TASK REQUIREMENTS:
Find how many lines hold the word "title" and give that number only.

-- START MATERIAL FOR THIS TASK --

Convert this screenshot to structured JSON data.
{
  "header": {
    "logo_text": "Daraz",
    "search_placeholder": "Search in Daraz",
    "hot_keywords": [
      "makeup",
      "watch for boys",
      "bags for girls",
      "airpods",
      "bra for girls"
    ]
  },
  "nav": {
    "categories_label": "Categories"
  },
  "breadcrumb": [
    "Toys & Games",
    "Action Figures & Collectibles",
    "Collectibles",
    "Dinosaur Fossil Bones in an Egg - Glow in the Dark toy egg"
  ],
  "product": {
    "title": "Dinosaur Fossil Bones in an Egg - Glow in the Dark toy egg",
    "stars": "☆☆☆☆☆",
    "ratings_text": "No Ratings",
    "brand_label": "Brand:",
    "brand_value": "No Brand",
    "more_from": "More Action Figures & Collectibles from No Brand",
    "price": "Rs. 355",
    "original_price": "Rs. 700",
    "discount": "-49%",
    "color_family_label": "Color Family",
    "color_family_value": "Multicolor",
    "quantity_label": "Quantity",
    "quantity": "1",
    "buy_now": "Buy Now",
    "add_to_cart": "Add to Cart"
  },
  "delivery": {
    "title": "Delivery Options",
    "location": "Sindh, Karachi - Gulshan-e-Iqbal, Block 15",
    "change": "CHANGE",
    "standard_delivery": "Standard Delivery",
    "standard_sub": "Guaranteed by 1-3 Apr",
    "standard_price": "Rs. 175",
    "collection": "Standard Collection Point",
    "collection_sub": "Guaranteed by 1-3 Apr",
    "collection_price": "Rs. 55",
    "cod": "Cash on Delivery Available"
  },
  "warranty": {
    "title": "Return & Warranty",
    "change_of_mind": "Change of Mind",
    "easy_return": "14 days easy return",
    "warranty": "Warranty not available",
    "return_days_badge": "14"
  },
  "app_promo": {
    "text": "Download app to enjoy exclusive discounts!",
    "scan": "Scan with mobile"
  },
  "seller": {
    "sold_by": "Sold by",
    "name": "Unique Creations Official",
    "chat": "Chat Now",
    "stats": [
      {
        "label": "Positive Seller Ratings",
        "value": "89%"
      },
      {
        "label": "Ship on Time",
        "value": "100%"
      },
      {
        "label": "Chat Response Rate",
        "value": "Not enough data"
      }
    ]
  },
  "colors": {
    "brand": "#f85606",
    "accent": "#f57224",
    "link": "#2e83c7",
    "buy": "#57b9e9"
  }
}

-- END MATERIAL FOR THIS TASK --

RIGHT ANSWER:
3